### [Directions]
Copy out every record below, word for word.

### [Provided records]
*****
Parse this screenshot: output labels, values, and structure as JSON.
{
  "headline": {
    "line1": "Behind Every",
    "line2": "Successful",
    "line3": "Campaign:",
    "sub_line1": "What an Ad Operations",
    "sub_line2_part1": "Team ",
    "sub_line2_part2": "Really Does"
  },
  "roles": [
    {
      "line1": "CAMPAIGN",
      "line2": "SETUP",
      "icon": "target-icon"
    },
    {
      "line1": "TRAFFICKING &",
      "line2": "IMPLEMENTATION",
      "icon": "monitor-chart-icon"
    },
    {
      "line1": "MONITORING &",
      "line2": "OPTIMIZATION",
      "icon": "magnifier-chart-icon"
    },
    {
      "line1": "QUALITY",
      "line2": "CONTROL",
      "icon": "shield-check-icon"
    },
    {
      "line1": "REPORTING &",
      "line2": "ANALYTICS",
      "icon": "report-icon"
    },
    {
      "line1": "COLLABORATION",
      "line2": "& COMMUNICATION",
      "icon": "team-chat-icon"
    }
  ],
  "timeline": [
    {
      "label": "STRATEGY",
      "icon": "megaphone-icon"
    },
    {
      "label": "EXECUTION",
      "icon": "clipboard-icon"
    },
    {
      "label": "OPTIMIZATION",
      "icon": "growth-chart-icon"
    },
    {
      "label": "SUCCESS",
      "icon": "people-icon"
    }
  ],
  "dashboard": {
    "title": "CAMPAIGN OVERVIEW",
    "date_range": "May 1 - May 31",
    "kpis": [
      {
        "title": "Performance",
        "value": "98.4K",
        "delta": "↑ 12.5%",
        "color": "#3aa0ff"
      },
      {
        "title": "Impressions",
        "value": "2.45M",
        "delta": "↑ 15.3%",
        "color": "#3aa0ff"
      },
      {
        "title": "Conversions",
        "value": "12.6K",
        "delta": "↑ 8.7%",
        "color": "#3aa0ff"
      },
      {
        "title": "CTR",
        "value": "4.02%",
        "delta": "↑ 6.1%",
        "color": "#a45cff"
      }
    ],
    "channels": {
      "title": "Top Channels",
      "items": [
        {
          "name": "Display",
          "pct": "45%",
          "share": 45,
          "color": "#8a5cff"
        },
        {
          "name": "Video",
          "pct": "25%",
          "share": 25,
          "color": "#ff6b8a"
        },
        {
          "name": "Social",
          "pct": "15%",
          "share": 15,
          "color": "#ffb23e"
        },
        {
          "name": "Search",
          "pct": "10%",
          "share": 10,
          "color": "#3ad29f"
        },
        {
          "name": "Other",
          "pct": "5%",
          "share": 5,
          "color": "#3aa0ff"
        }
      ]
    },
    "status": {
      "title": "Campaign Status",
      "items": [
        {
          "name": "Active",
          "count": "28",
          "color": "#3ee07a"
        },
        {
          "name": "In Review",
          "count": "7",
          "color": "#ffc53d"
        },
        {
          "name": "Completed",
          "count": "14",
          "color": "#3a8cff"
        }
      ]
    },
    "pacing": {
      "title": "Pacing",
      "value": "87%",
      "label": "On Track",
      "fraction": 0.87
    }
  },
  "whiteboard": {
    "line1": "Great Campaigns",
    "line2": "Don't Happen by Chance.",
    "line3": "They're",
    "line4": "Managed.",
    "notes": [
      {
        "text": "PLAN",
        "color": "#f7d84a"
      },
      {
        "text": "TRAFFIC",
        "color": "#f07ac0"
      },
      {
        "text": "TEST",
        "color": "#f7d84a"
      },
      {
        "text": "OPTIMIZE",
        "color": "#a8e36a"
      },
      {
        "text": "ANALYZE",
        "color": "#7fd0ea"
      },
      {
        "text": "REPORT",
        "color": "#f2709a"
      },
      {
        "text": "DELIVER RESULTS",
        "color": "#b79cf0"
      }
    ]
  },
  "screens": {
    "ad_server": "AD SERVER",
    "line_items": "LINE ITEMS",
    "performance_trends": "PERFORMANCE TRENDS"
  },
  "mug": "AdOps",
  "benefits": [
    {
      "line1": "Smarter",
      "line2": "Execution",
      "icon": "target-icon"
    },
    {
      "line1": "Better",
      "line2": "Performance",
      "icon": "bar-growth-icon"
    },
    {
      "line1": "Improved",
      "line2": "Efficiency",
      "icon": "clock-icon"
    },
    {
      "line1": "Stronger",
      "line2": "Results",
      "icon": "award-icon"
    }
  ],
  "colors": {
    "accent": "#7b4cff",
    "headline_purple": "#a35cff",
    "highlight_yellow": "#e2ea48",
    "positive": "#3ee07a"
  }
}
*****
### [Response below]
Parse this screenshot: output labels, values, and structure as JSON.
{
  "headline": {
    "line1": "Behind Every",
    "line2": "Successful",
    "line3": "Campaign:",
    "sub_line1": "What an Ad Operations",
    "sub_line2_part1": "Team ",
    "sub_line2_part2": "Really Does"
  },
  "roles": [
    {
      "line1": "CAMPAIGN",
      "line2": "SETUP",
      "icon": "target-icon"
    },
    {
      "line1": "TRAFFICKING &",
      "line2": "IMPLEMENTATION",
      "icon": "monitor-chart-icon"
    },
    {
      "line1": "MONITORING &",
      "line2": "OPTIMIZATION",
      "icon": "magnifier-chart-icon"
    },
    {
      "line1": "QUALITY",
      "line2": "CONTROL",
      "icon": "shield-check-icon"
    },
    {
      "line1": "REPORTING &",
      "line2": "ANALYTICS",
      "icon": "report-icon"
    },
    {
      "line1": "COLLABORATION",
      "line2": "& COMMUNICATION",
      "icon": "team-chat-icon"
    }
  ],
  "timeline": [
    {
      "label": "STRATEGY",
      "icon": "megaphone-icon"
    },
    {
      "label": "EXECUTION",
      "icon": "clipboard-icon"
    },
    {
      "label": "OPTIMIZATION",
      "icon": "growth-chart-icon"
    },
    {
      "label": "SUCCESS",
      "icon": "people-icon"
    }
  ],
  "dashboard": {
    "title": "CAMPAIGN OVERVIEW",
    "date_range": "May 1 - May 31",
    "kpis": [
      {
        "title": "Performance",
        "value": "98.4K",
        "delta": "↑ 12.5%",
        "color": "#3aa0ff"
      },
      {
        "title": "Impressions",
        "value": "2.45M",
        "delta": "↑ 15.3%",
        "color": "#3aa0ff"
      },
      {
        "title": "Conversions",
        "value": "12.6K",
        "delta": "↑ 8.7%",
        "color": "#3aa0ff"
      },
      {
        "title": "CTR",
        "value": "4.02%",
        "delta": "↑ 6.1%",
        "color": "#a45cff"
      }
    ],
    "channels": {
      "title": "Top Channels",
      "items": [
        {
          "name": "Display",
          "pct": "45%",
          "share": 45,
          "color": "#8a5cff"
        },
        {
          "name": "Video",
          "pct": "25%",
          "share": 25,
          "color": "#ff6b8a"
        },
        {
          "name": "Social",
          "pct": "15%",
          "share": 15,
          "color": "#ffb23e"
        },
        {
          "name": "Search",
          "pct": "10%",
          "share": 10,
          "color": "#3ad29f"
        },
        {
          "name": "Other",
          "pct": "5%",
          "share": 5,
          "color": "#3aa0ff"
        }
      ]
    },
    "status": {
      "title": "Campaign Status",
      "items": [
        {
          "name": "Active",
          "count": "28",
          "color": "#3ee07a"
        },
        {
          "name": "In Review",
          "count": "7",
          "color": "#ffc53d"
        },
        {
          "name": "Completed",
          "count": "14",
          "color": "#3a8cff"
        }
      ]
    },
    "pacing": {
      "title": "Pacing",
      "value": "87%",
      "label": "On Track",
      "fraction": 0.87
    }
  },
  "whiteboard": {
    "line1": "Great Campaigns",
    "line2": "Don't Happen by Chance.",
    "line3": "They're",
    "line4": "Managed.",
    "notes": [
      {
        "text": "PLAN",
        "color": "#f7d84a"
      },
      {
        "text": "TRAFFIC",
        "color": "#f07ac0"
      },
      {
        "text": "TEST",
        "color": "#f7d84a"
      },
      {
        "text": "OPTIMIZE",
        "color": "#a8e36a"
      },
      {
        "text": "ANALYZE",
        "color": "#7fd0ea"
      },
      {
        "text": "REPORT",
        "color": "#f2709a"
      },
      {
        "text": "DELIVER RESULTS",
        "color": "#b79cf0"
      }
    ]
  },
  "screens": {
    "ad_server": "AD SERVER",
    "line_items": "LINE ITEMS",
    "performance_trends": "PERFORMANCE TRENDS"
  },
  "mug": "AdOps",
  "benefits": [
    {
      "line1": "Smarter",
      "line2": "Execution",
      "icon": "target-icon"
    },
    {
      "line1": "Better",
      "line2": "Performance",
      "icon": "bar-growth-icon"
    },
    {
      "line1": "Improved",
      "line2": "Efficiency",
      "icon": "clock-icon"
    },
    {
      "line1": "Stronger",
      "line2": "Results",
      "icon": "award-icon"
    }
  ],
  "colors": {
    "accent": "#7b4cff",
    "headline_purple": "#a35cff",
    "highlight_yellow": "#e2ea48",
    "positive": "#3ee07a"
  }
}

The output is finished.